» STATED EXERCISE: Scan the records below. List lines holding "labels".

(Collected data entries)
§

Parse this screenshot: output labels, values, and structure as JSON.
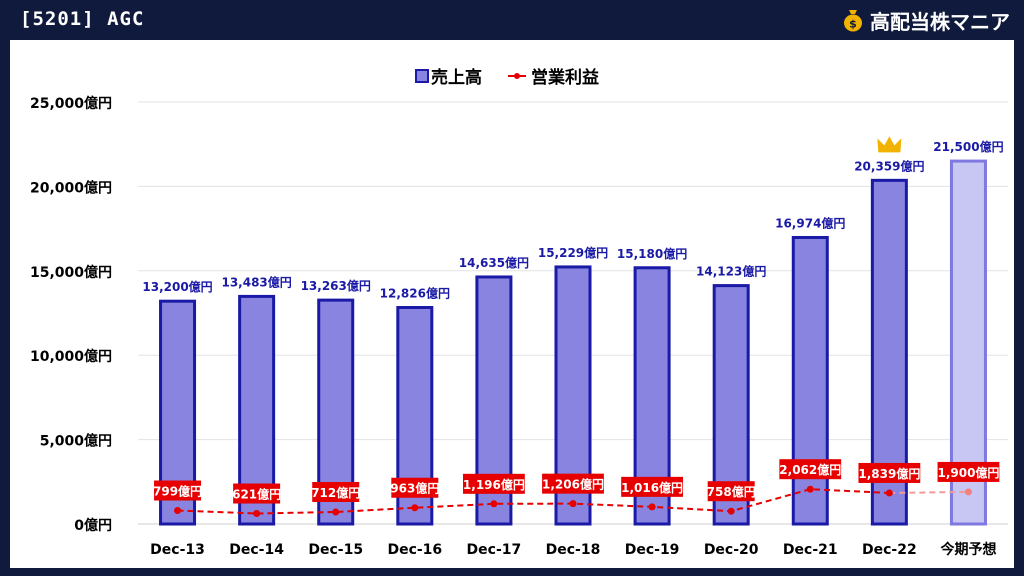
{
  "header": {
    "title": "[5201] AGC",
    "brand": "高配当株マニア",
    "brand_icon": "money-bag-icon"
  },
  "chart_data": {
    "type": "bar",
    "categories": [
      "Dec-13",
      "Dec-14",
      "Dec-15",
      "Dec-16",
      "Dec-17",
      "Dec-18",
      "Dec-19",
      "Dec-20",
      "Dec-21",
      "Dec-22",
      "今期予想"
    ],
    "series": [
      {
        "name": "売上高",
        "kind": "bar",
        "values": [
          13200,
          13483,
          13263,
          12826,
          14635,
          15229,
          15180,
          14123,
          16974,
          20359,
          21500
        ],
        "labels": [
          "13,200億円",
          "13,483億円",
          "13,263億円",
          "12,826億円",
          "14,635億円",
          "15,229億円",
          "15,180億円",
          "14,123億円",
          "16,974億円",
          "20,359億円",
          "21,500億円"
        ]
      },
      {
        "name": "営業利益",
        "kind": "line",
        "values": [
          799,
          621,
          712,
          963,
          1196,
          1206,
          1016,
          758,
          2062,
          1839,
          1900
        ],
        "labels": [
          "799億円",
          "621億円",
          "712億円",
          "963億円",
          "1,196億円",
          "1,206億円",
          "1,016億円",
          "758億円",
          "2,062億円",
          "1,839億円",
          "1,900億円"
        ]
      }
    ],
    "yticks": [
      "0億円",
      "5,000億円",
      "10,000億円",
      "15,000億円",
      "20,000億円",
      "25,000億円"
    ],
    "ylim": [
      0,
      25000
    ],
    "highlight": {
      "category": "Dec-22",
      "icon": "crown-icon"
    },
    "forecast_category": "今期予想",
    "legend_position": "top-center",
    "grid": true,
    "colors": {
      "bar_fill": "#8884e0",
      "bar_stroke": "#1a1aa6",
      "forecast_fill": "#c8c6f2",
      "forecast_stroke": "#7e78e0",
      "line": "#e60000",
      "label_blue": "#1a1aa6",
      "crown": "#f2b300"
    }
  }
}
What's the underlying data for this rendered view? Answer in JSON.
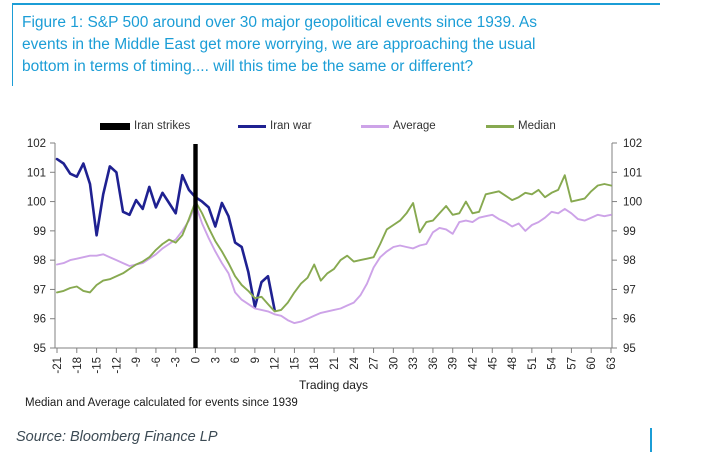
{
  "header": {
    "line1": "Figure 1: S&P 500 around over 30 major geopolitical events since 1939. As",
    "line2": "events in the Middle East get more worrying, we are approaching the usual",
    "line3": "bottom in terms of timing.... will this time be the same or different?"
  },
  "colors": {
    "accent": "#1b9dd6",
    "iran_strikes": "#000000",
    "iran_war": "#1f2191",
    "average": "#cda3e8",
    "median": "#87a950",
    "axis": "#808080",
    "tick_label": "#262626",
    "text": "#1a1a1a",
    "source_text": "#3c4a54"
  },
  "legend": {
    "items": [
      {
        "label": "Iran strikes",
        "swatch": "bar",
        "color": "#000000"
      },
      {
        "label": "Iran war",
        "swatch": "line",
        "color": "#1f2191"
      },
      {
        "label": "Average",
        "swatch": "line",
        "color": "#cda3e8"
      },
      {
        "label": "Median",
        "swatch": "line",
        "color": "#87a950"
      }
    ]
  },
  "chart_data": {
    "type": "line",
    "title": "",
    "xlabel": "Trading days",
    "ylabel": "",
    "footnote": "Median and Average calculated for events since 1939",
    "xlim": [
      -21,
      63
    ],
    "ylim": [
      95,
      102
    ],
    "grid": false,
    "legend_position": "top",
    "yticks": [
      95,
      96,
      97,
      98,
      99,
      100,
      101,
      102
    ],
    "xticks": [
      -21,
      -18,
      -15,
      -12,
      -9,
      -6,
      -3,
      0,
      3,
      6,
      9,
      12,
      15,
      18,
      21,
      24,
      27,
      30,
      33,
      36,
      39,
      42,
      45,
      48,
      51,
      54,
      57,
      60,
      63
    ],
    "event_marker": {
      "label": "Iran strikes",
      "day": 0,
      "color": "#000000"
    },
    "series": [
      {
        "name": "Iran war",
        "color": "#1f2191",
        "width": 2.6,
        "x_start": -21,
        "values": [
          101.45,
          101.3,
          100.95,
          100.85,
          101.3,
          100.6,
          98.85,
          100.25,
          101.2,
          101.0,
          99.65,
          99.55,
          100.05,
          99.75,
          100.5,
          99.8,
          100.3,
          99.95,
          99.6,
          100.9,
          100.4,
          100.15,
          100.0,
          99.8,
          99.15,
          99.95,
          99.5,
          98.6,
          98.45,
          97.6,
          96.4,
          97.25,
          97.45,
          96.3
        ]
      },
      {
        "name": "Average",
        "color": "#cda3e8",
        "width": 1.9,
        "x_start": -21,
        "values": [
          97.85,
          97.9,
          98.0,
          98.05,
          98.1,
          98.15,
          98.15,
          98.2,
          98.1,
          98.0,
          97.9,
          97.8,
          97.85,
          97.9,
          98.05,
          98.2,
          98.4,
          98.55,
          98.7,
          99.0,
          99.35,
          99.9,
          99.25,
          98.75,
          98.3,
          97.9,
          97.55,
          96.9,
          96.65,
          96.5,
          96.35,
          96.3,
          96.25,
          96.15,
          96.1,
          95.95,
          95.85,
          95.9,
          96.0,
          96.1,
          96.2,
          96.25,
          96.3,
          96.35,
          96.45,
          96.55,
          96.8,
          97.2,
          97.75,
          98.1,
          98.3,
          98.45,
          98.5,
          98.45,
          98.4,
          98.5,
          98.55,
          98.95,
          99.1,
          99.05,
          98.9,
          99.3,
          99.35,
          99.3,
          99.45,
          99.5,
          99.55,
          99.4,
          99.3,
          99.15,
          99.25,
          99.0,
          99.2,
          99.3,
          99.45,
          99.65,
          99.6,
          99.75,
          99.6,
          99.4,
          99.35,
          99.45,
          99.55,
          99.5,
          99.55
        ]
      },
      {
        "name": "Median",
        "color": "#87a950",
        "width": 1.9,
        "x_start": -21,
        "values": [
          96.9,
          96.95,
          97.05,
          97.1,
          96.95,
          96.9,
          97.15,
          97.3,
          97.35,
          97.45,
          97.55,
          97.7,
          97.85,
          97.95,
          98.1,
          98.35,
          98.55,
          98.7,
          98.6,
          98.85,
          99.4,
          100.0,
          99.6,
          99.1,
          98.65,
          98.3,
          97.9,
          97.45,
          97.15,
          96.95,
          96.7,
          96.75,
          96.5,
          96.25,
          96.3,
          96.55,
          96.9,
          97.2,
          97.4,
          97.85,
          97.3,
          97.55,
          97.7,
          98.0,
          98.15,
          97.95,
          98.0,
          98.05,
          98.1,
          98.55,
          99.05,
          99.2,
          99.35,
          99.6,
          99.95,
          98.95,
          99.3,
          99.35,
          99.6,
          99.85,
          99.55,
          99.6,
          100.0,
          99.6,
          99.65,
          100.25,
          100.3,
          100.35,
          100.2,
          100.05,
          100.15,
          100.3,
          100.25,
          100.4,
          100.15,
          100.3,
          100.4,
          100.9,
          100.0,
          100.05,
          100.1,
          100.35,
          100.55,
          100.6,
          100.55
        ]
      }
    ]
  },
  "source": {
    "text": "Source: Bloomberg Finance LP"
  }
}
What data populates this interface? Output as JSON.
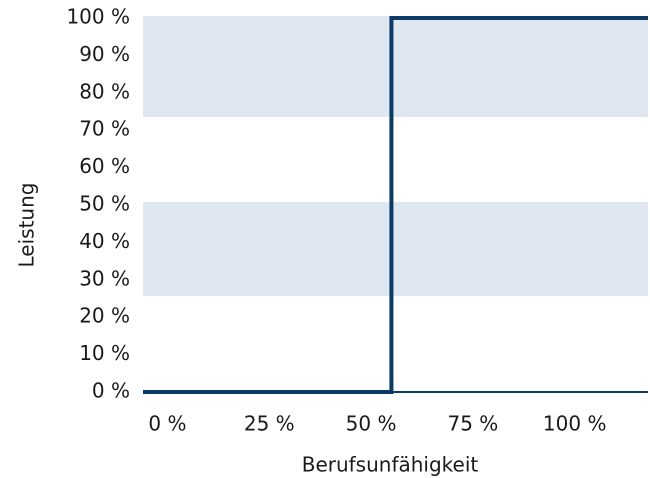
{
  "chart_data": {
    "type": "line",
    "x_label": "Berufsunfähigkeit",
    "y_label": "Leistung",
    "series": [
      {
        "name": "Leistung",
        "color": "#0b3a66",
        "x": [
          -6,
          55,
          55,
          118
        ],
        "values": [
          0,
          0,
          100,
          100
        ]
      }
    ],
    "xlim": [
      -6,
      118
    ],
    "xticks": [
      {
        "value": 0,
        "label": "0 %"
      },
      {
        "value": 25,
        "label": "25 %"
      },
      {
        "value": 50,
        "label": "50 %"
      },
      {
        "value": 75,
        "label": "75 %"
      },
      {
        "value": 100,
        "label": "100 %"
      }
    ],
    "ylim": [
      0,
      100
    ],
    "yticks": [
      {
        "value": 0,
        "label": "0 %"
      },
      {
        "value": 10,
        "label": "10 %"
      },
      {
        "value": 20,
        "label": "20 %"
      },
      {
        "value": 30,
        "label": "30 %"
      },
      {
        "value": 40,
        "label": "40 %"
      },
      {
        "value": 50,
        "label": "50 %"
      },
      {
        "value": 60,
        "label": "60 %"
      },
      {
        "value": 70,
        "label": "70 %"
      },
      {
        "value": 80,
        "label": "80 %"
      },
      {
        "value": 90,
        "label": "90 %"
      },
      {
        "value": {
          "value": 100
        },
        "label": "100 %"
      }
    ]
  }
}
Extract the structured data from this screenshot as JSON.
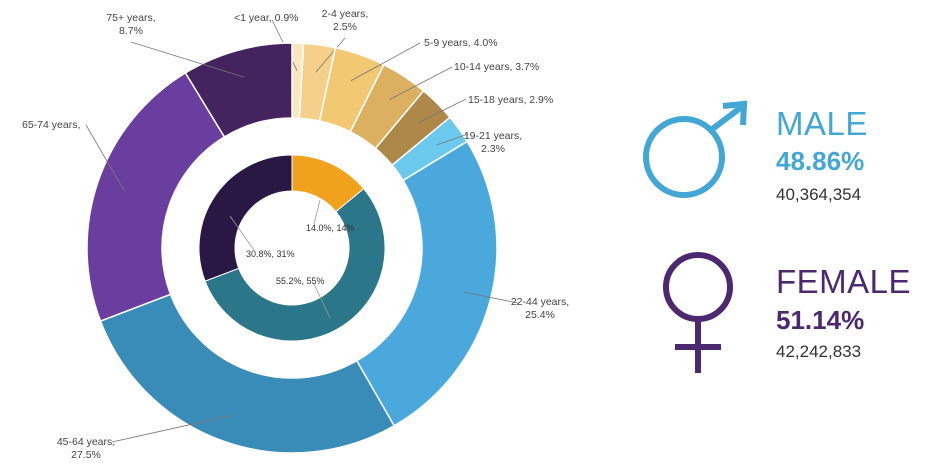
{
  "colors": {
    "male": "#43a7d6",
    "female": "#4b2870",
    "text": "#444444"
  },
  "chart_data": {
    "type": "pie",
    "variant": "nested donut",
    "title": "",
    "outer_ring": {
      "labels": [
        "<1 year",
        "2-4 years",
        "5-9 years",
        "10-14 years",
        "15-18 years",
        "19-21 years",
        "22-44 years",
        "45-64 years",
        "65-74 years",
        "75+ years"
      ],
      "values": [
        0.9,
        2.5,
        4.0,
        3.7,
        2.9,
        2.3,
        25.4,
        27.5,
        null,
        8.7
      ],
      "display": [
        [
          "<1 year, 0.9%"
        ],
        [
          "2-4 years,",
          "2.5%"
        ],
        [
          "5-9 years, 4.0%"
        ],
        [
          "10-14 years, 3.7%"
        ],
        [
          "15-18 years, 2.9%"
        ],
        [
          "19-21 years,",
          "2.3%"
        ],
        [
          "22-44 years,",
          "25.4%"
        ],
        [
          "45-64 years,",
          "27.5%"
        ],
        [
          "65-74 years,"
        ],
        [
          "75+ years,",
          "8.7%"
        ]
      ],
      "colors": [
        "#fbe6bd",
        "#f6d08a",
        "#f3c872",
        "#dcb061",
        "#ad8849",
        "#6cc9ee",
        "#4aa8dd",
        "#3a8cb8",
        "#6a3e9e",
        "#45235f"
      ]
    },
    "inner_ring": {
      "values": [
        14.0,
        55.2,
        30.8
      ],
      "display": [
        "14.0%, 14%",
        "55.2%, 55%",
        "30.8%, 31%"
      ],
      "colors": [
        "#f0a21e",
        "#2b7789",
        "#2a1844"
      ]
    }
  },
  "gender": {
    "male": {
      "label": "MALE",
      "percent": "48.86%",
      "count": "40,364,354",
      "icon": "male-symbol-icon"
    },
    "female": {
      "label": "FEMALE",
      "percent": "51.14%",
      "count": "42,242,833",
      "icon": "female-symbol-icon"
    }
  }
}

§

» EXERCISE OUTPUT:
Parse this screenshot: output labels, values, and structure as JSON.
        "labels": [
        "labels": [
      "labels": [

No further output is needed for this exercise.